Data in this exercise —
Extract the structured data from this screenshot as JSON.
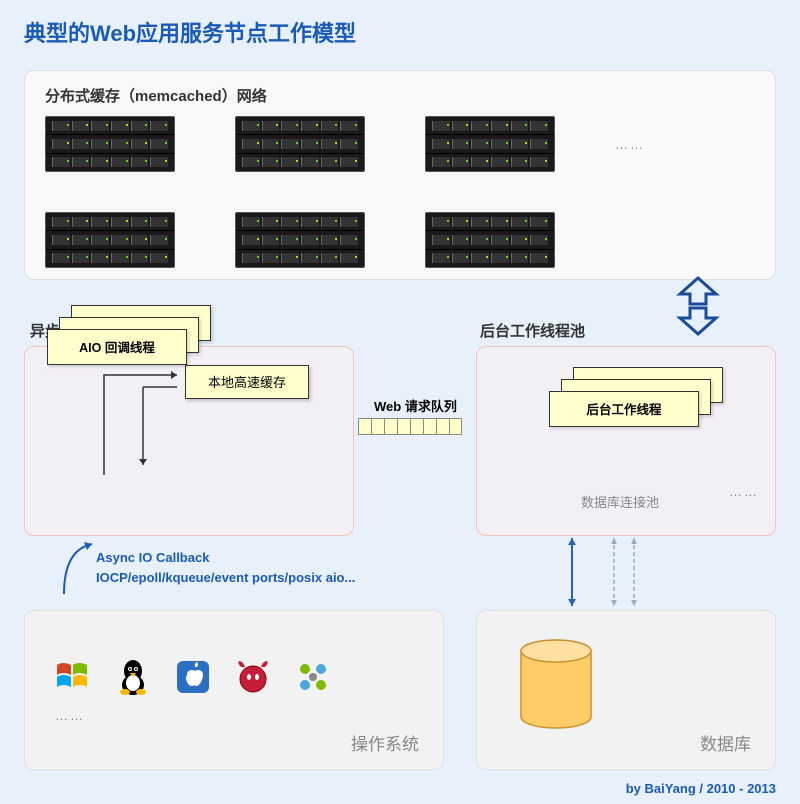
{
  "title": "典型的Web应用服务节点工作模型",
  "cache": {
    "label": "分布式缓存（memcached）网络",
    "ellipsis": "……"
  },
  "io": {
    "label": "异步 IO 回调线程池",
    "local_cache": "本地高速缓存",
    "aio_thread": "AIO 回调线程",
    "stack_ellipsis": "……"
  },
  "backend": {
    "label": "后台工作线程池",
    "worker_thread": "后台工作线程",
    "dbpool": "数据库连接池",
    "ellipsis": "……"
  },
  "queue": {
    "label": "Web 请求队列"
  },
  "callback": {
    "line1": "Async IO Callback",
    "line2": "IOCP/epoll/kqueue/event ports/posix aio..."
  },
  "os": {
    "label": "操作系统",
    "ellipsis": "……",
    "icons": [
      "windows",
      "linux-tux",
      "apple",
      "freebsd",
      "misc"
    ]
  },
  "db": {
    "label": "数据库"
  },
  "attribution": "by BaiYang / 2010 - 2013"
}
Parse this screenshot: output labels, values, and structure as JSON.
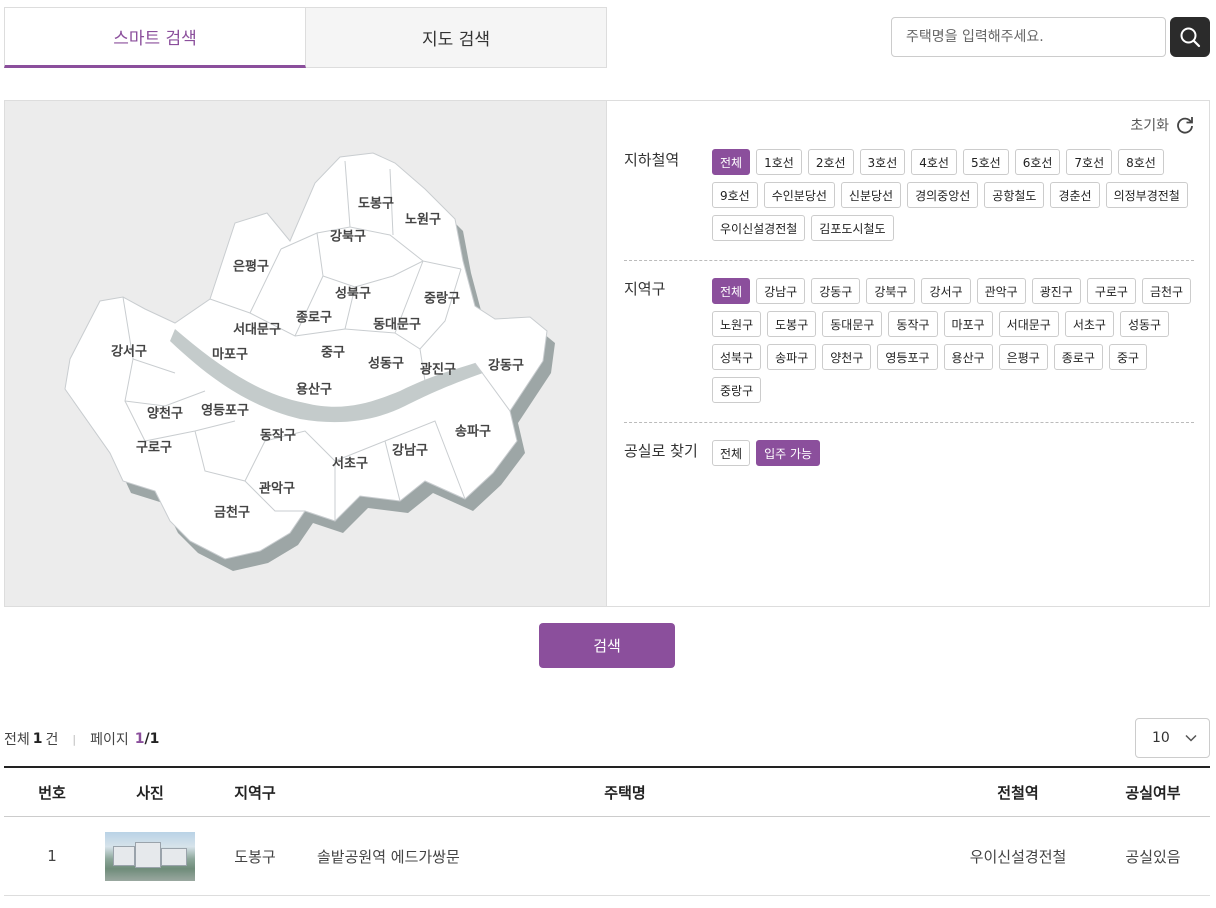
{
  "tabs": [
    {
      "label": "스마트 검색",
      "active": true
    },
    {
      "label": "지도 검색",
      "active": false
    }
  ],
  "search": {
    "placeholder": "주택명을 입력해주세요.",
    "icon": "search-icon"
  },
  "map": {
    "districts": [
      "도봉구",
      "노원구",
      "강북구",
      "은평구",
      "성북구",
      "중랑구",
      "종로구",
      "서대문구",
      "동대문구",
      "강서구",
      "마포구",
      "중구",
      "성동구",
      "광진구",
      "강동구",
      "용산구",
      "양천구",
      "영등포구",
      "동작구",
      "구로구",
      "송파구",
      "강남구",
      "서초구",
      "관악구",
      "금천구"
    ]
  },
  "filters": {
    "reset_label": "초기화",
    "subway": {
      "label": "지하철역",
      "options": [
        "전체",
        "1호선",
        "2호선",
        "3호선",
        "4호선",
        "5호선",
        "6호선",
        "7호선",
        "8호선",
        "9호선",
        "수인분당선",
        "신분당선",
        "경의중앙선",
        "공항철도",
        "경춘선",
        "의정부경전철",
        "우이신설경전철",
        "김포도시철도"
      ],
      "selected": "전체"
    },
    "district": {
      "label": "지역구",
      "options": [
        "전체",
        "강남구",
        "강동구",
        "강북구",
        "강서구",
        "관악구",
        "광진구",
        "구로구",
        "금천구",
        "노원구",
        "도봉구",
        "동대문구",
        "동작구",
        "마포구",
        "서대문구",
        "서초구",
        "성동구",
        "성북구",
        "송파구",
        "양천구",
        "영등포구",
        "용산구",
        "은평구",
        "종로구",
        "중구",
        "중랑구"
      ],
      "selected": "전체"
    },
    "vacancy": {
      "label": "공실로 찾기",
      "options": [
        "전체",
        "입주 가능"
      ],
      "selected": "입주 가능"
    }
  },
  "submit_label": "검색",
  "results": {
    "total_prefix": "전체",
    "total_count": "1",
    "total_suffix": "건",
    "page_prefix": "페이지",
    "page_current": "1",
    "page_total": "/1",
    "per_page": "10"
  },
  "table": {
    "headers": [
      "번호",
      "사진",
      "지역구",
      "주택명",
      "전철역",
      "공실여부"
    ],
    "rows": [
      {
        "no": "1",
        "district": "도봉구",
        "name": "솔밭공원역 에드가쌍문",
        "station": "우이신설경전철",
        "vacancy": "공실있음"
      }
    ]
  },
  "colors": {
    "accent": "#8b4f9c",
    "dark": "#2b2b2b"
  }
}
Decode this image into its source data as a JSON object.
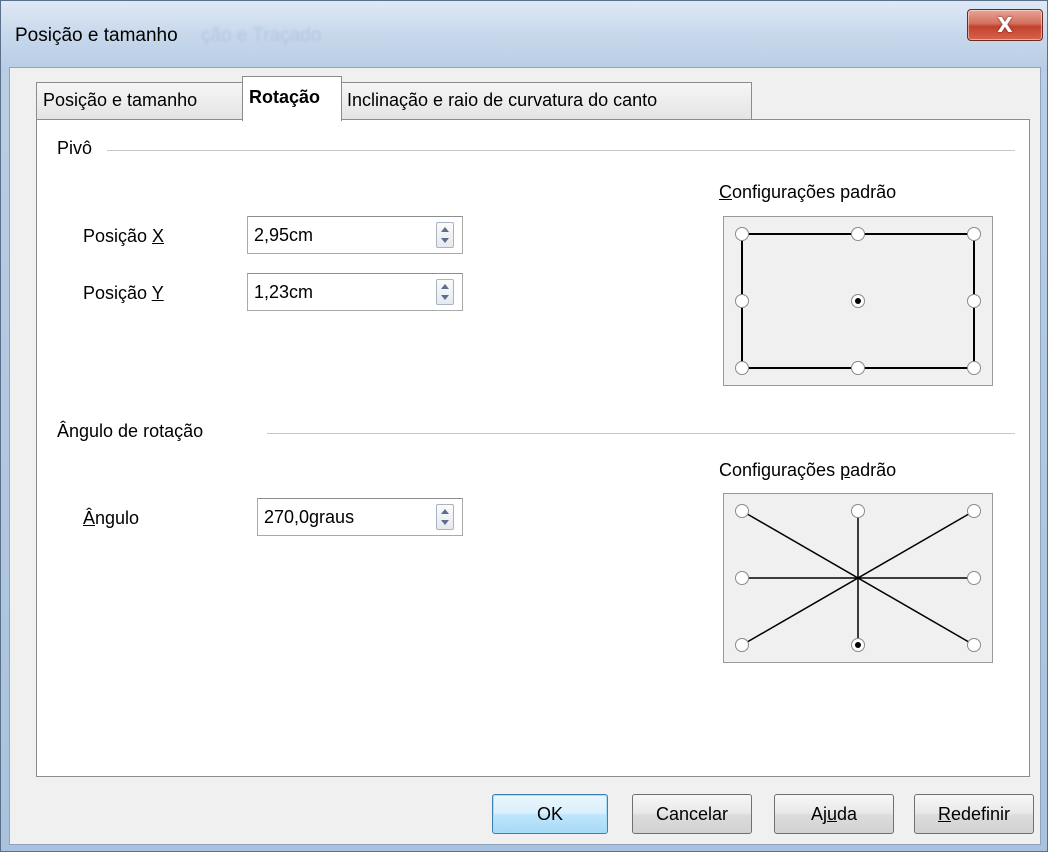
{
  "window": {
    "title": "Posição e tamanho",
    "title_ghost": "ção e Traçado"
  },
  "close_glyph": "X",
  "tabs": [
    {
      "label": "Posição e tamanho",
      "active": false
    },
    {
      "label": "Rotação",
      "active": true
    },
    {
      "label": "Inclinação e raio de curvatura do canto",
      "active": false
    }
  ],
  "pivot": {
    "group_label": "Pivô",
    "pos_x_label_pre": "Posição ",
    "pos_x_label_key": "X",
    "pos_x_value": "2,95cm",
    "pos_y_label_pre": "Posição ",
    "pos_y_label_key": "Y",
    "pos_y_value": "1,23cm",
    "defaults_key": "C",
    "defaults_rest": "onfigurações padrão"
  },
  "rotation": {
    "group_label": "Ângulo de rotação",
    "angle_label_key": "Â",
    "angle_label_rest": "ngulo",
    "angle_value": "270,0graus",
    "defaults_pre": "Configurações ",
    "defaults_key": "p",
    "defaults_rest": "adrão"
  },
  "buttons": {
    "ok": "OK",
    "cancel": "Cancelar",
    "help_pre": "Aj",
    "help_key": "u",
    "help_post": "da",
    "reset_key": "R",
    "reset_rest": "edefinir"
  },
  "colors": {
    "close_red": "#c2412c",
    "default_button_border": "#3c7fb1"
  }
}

Task directions —
Search the listing above for the string "Posição". Copy every line that contains it.

Finished exercise —
    "title": "Posição e tamanho",
      "label": "Posição e tamanho",
    "pos_x_label_pre": "Posição ",
    "pos_y_label_pre": "Posição ",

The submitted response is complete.